_THE EXERCISE_
List all lines of the data that include the string "März".

_Source records_

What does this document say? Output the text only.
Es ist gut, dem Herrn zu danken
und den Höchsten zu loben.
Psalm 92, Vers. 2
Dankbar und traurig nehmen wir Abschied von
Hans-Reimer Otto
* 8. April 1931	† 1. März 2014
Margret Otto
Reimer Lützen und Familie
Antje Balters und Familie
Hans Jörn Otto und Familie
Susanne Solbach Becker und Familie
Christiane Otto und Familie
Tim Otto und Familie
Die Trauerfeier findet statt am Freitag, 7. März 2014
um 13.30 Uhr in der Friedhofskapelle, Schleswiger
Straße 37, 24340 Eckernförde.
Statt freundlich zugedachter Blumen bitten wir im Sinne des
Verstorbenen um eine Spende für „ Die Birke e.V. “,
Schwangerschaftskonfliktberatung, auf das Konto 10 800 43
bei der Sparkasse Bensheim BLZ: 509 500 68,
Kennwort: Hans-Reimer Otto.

_ANSWER FOR THE TASK_
* 8. April 1931	† 1. März 2014
Die Trauerfeier findet statt am Freitag, 7. März 2014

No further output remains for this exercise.